> [Task details]: From the listing below, pull out every line where the string "également" appears.

> [Data excerpts]:

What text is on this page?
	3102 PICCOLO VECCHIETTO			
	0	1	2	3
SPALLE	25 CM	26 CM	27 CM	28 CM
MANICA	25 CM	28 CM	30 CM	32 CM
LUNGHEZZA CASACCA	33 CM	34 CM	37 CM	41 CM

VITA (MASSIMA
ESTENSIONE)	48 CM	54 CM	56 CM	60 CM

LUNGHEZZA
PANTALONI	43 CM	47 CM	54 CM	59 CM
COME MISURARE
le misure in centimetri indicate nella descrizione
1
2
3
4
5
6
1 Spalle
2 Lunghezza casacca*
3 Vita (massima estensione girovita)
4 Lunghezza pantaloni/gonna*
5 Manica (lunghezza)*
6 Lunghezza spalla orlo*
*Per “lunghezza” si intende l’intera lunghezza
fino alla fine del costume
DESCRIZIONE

---

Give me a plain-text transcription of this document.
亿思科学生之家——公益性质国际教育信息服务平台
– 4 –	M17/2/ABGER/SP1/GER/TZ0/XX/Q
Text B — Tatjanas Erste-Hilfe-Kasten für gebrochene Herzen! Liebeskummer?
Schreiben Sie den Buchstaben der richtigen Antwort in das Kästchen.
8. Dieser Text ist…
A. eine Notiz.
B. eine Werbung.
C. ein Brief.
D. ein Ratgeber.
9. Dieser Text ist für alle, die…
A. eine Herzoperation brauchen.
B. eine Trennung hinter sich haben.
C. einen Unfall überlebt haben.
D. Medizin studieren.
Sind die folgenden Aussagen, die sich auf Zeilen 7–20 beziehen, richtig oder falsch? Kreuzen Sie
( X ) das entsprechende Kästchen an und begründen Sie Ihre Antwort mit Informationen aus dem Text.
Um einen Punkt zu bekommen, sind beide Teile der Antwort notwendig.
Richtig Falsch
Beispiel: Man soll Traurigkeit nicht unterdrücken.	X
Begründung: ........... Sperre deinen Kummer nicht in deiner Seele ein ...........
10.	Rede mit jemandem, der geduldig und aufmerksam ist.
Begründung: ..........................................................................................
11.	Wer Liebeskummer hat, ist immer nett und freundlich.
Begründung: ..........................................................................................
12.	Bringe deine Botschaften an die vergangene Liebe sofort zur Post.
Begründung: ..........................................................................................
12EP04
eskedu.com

--

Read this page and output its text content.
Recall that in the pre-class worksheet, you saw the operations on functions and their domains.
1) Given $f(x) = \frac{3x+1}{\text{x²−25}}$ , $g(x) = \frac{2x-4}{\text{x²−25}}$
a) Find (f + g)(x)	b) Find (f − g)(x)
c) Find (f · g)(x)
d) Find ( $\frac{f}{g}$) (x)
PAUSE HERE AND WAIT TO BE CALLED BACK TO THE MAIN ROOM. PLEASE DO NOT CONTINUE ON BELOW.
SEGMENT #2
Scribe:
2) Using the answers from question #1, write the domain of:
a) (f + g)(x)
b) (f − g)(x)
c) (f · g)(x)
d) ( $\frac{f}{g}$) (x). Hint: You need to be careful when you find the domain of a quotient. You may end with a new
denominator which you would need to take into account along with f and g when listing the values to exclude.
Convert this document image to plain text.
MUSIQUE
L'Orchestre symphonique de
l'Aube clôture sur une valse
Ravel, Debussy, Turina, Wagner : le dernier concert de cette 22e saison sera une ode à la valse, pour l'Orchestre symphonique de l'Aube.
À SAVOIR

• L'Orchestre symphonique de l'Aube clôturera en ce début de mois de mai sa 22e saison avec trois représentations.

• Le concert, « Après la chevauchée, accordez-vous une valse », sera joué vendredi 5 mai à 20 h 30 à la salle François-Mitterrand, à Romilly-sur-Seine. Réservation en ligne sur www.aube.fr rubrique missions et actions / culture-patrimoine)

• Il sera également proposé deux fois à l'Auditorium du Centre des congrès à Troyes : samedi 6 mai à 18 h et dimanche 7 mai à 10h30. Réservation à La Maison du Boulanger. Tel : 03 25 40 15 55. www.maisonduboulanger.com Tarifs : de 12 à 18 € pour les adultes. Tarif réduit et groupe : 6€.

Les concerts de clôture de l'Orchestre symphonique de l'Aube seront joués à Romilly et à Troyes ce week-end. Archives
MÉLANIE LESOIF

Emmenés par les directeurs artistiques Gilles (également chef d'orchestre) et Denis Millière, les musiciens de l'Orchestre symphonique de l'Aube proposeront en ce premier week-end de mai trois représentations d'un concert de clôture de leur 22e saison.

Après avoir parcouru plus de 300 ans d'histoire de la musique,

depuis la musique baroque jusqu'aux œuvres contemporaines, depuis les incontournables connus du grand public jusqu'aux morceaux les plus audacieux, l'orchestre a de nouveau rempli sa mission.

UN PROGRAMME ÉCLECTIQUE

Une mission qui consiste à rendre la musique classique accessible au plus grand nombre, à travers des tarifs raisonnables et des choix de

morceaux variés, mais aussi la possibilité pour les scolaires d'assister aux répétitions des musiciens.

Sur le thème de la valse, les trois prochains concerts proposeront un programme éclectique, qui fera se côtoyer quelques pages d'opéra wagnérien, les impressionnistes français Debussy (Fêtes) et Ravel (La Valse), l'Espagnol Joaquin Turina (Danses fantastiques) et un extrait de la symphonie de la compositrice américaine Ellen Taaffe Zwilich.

> [Expected output]:
• Il sera également proposé deux fois à l'Auditorium du Centre des congrès à Troyes : samedi 6 mai à 18 h et dimanche 7 mai à 10h30. Réservation à La Maison du Boulanger. Tel : 03 25 40 15 55. www.maisonduboulanger.com Tarifs : de 12 à 18 € pour les adultes. Tarif réduit et groupe : 6€.
Emmenés par les directeurs artistiques Gilles (également chef d'orchestre) et Denis Millière, les musiciens de l'Orchestre symphonique de l'Aube proposeront en ce premier week-end de mai trois représentations d'un concert de clôture de leur 22e saison.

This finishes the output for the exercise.